Write out the lines below again with "bullet icon" swapped for "bullet marker" and nothing else changed. Leave the pictures out.

Labeled region entries
++++++++++++++++++++

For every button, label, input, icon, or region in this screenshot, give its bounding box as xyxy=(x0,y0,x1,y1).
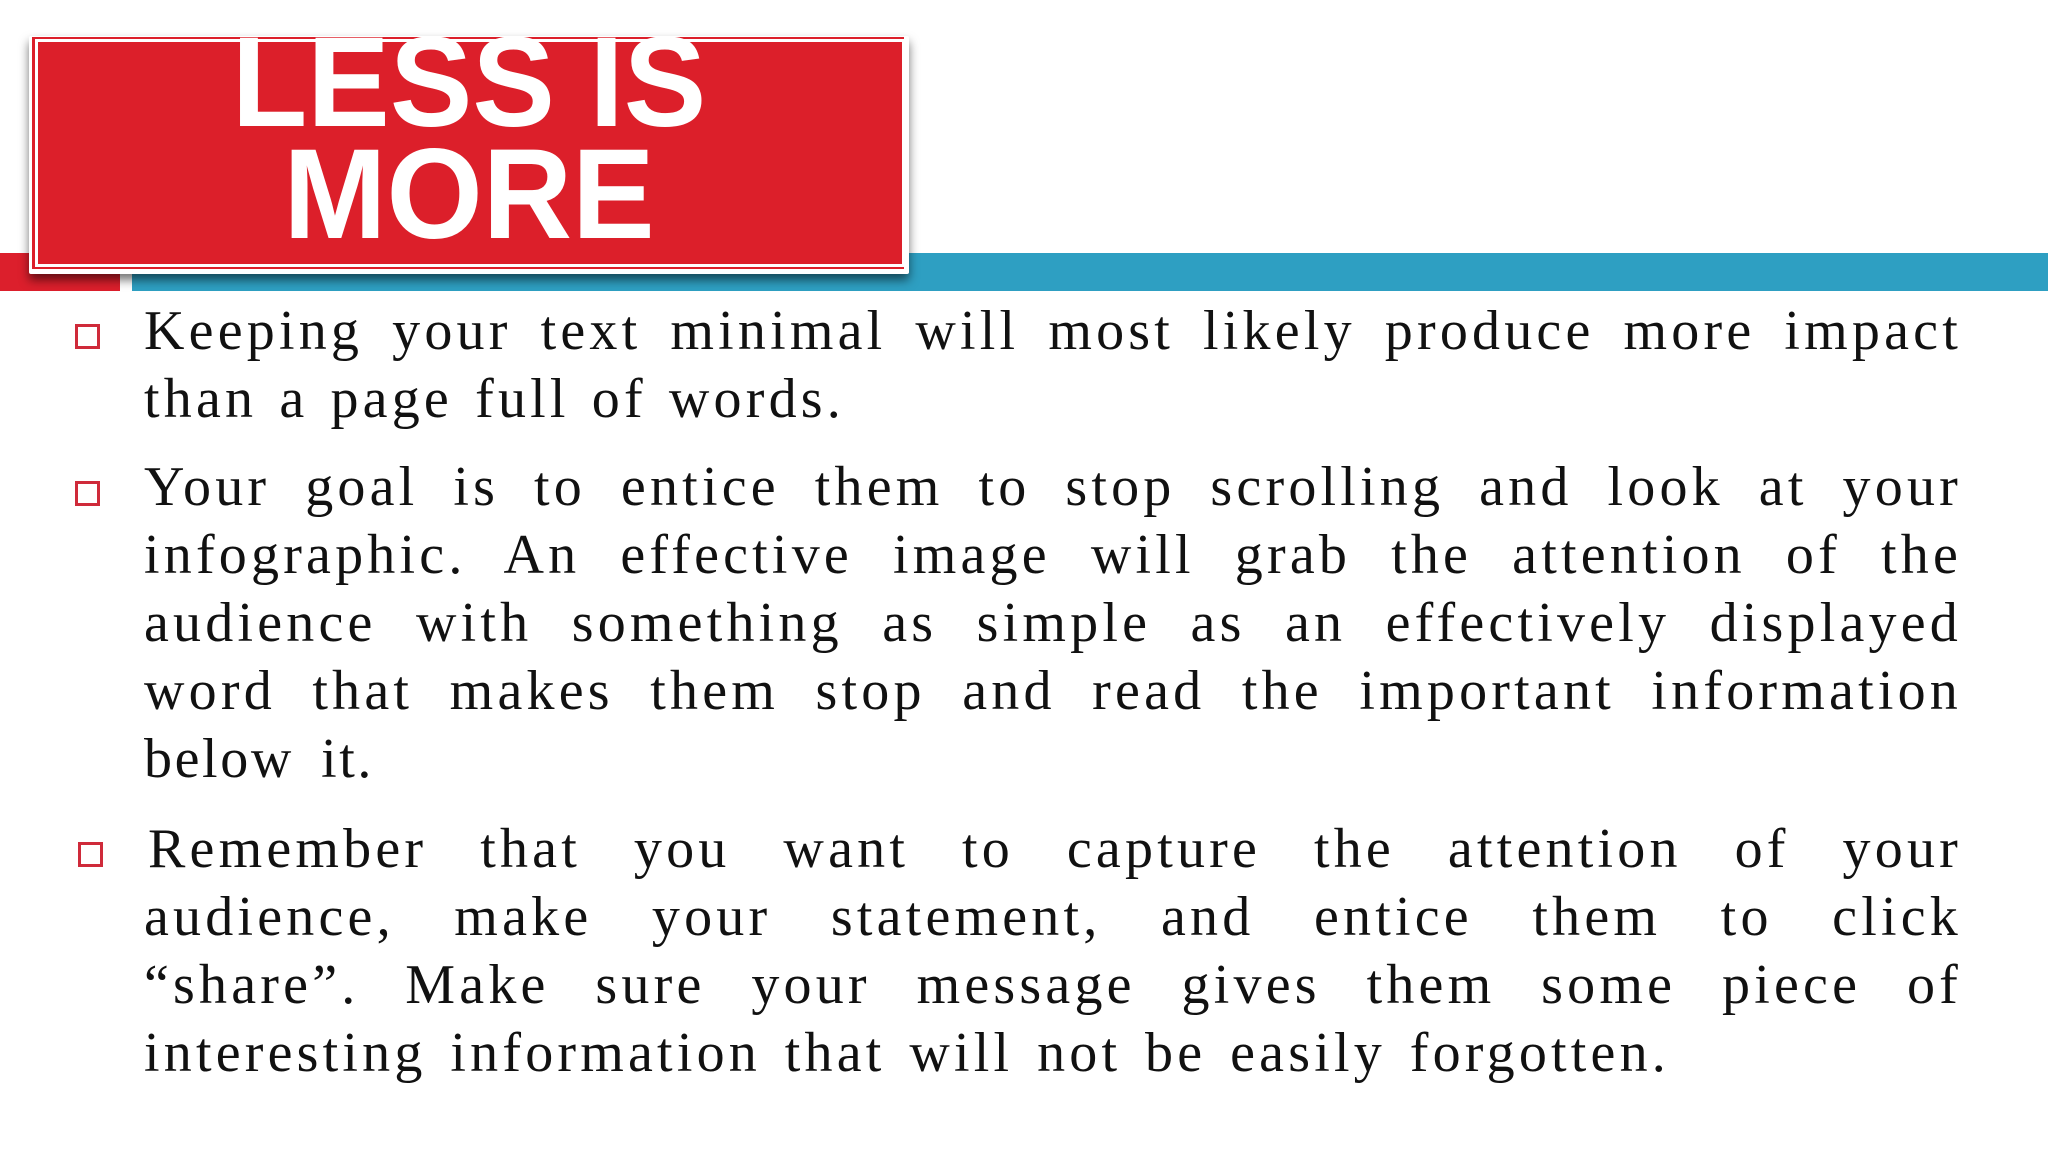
text xyxy=(144,818,1962,1084)
bullet point 3: “share”. Make sure your message gives them some piece of xyxy=(144,954,1962,1016)
text xyxy=(144,300,1962,430)
bullet point 1: than a page full of words. xyxy=(144,368,845,430)
bullet icon xyxy=(75,481,100,506)
bullet icon xyxy=(75,324,100,349)
title banner xyxy=(29,36,909,274)
bullet point 3 xyxy=(78,818,1962,1084)
banner: inner white frame xyxy=(35,39,905,267)
title line 1: LESS IS xyxy=(232,11,706,154)
bullet point 2 xyxy=(75,456,1962,790)
bullet point 2: infographic. An effective image will grab the attention of the xyxy=(144,524,1962,586)
bullet point 2: audience with something as simple as an effectively displayed xyxy=(144,592,1962,654)
header band xyxy=(0,253,2048,291)
bullet point 3: Remember that you want to capture the attention of your xyxy=(148,818,1962,880)
banner: red fill xyxy=(32,37,904,269)
title line 2: MORE xyxy=(283,123,655,266)
title text xyxy=(232,11,706,266)
bullet point 3: audience, make your statement, and entice them to click xyxy=(144,886,1962,948)
bullet point 2: word that makes them stop and read the important information xyxy=(144,660,1962,722)
bullet point 1: Keeping your text minimal will most likely produce more impact xyxy=(144,300,1962,362)
bullet point 2: Your goal is to entice them to stop scrolling and look at your xyxy=(144,456,1962,518)
text xyxy=(144,456,1962,790)
band: red segment xyxy=(0,253,120,291)
bullet point 3: interesting information that will not be easily forgotten. xyxy=(144,1022,1670,1084)
band: teal segment xyxy=(132,253,2048,291)
bullet icon xyxy=(78,842,103,867)
bullet point 2: below it. xyxy=(144,728,374,790)
bullet point 1 xyxy=(75,300,1962,430)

++++++++++++++++++++

- Correct output -
For every button, label, input, icon, or region in this screenshot, give its bounding box as xyxy=(x0,y0,x1,y1).
text xyxy=(144,818,1962,1084)
bullet point 3: “share”. Make sure your message gives them some piece of xyxy=(144,954,1962,1016)
text xyxy=(144,300,1962,430)
bullet point 1: than a page full of words. xyxy=(144,368,845,430)
bullet marker xyxy=(75,481,100,506)
bullet marker xyxy=(75,324,100,349)
title banner xyxy=(29,36,909,274)
bullet point 3 xyxy=(78,818,1962,1084)
banner: inner white frame xyxy=(35,39,905,267)
title line 1: LESS IS xyxy=(232,11,706,154)
bullet point 2 xyxy=(75,456,1962,790)
bullet point 2: infographic. An effective image will grab the attention of the xyxy=(144,524,1962,586)
bullet point 2: audience with something as simple as an effectively displayed xyxy=(144,592,1962,654)
header band xyxy=(0,253,2048,291)
bullet point 3: Remember that you want to capture the attention of your xyxy=(148,818,1962,880)
banner: red fill xyxy=(32,37,904,269)
title line 2: MORE xyxy=(283,123,655,266)
title text xyxy=(232,11,706,266)
bullet point 3: audience, make your statement, and entice them to click xyxy=(144,886,1962,948)
bullet point 2: word that makes them stop and read the important information xyxy=(144,660,1962,722)
bullet point 1: Keeping your text minimal will most likely produce more impact xyxy=(144,300,1962,362)
bullet point 2: Your goal is to entice them to stop scrolling and look at your xyxy=(144,456,1962,518)
text xyxy=(144,456,1962,790)
band: red segment xyxy=(0,253,120,291)
bullet point 3: interesting information that will not be easily forgotten. xyxy=(144,1022,1670,1084)
band: teal segment xyxy=(132,253,2048,291)
bullet marker xyxy=(78,842,103,867)
bullet point 2: below it. xyxy=(144,728,374,790)
bullet point 1 xyxy=(75,300,1962,430)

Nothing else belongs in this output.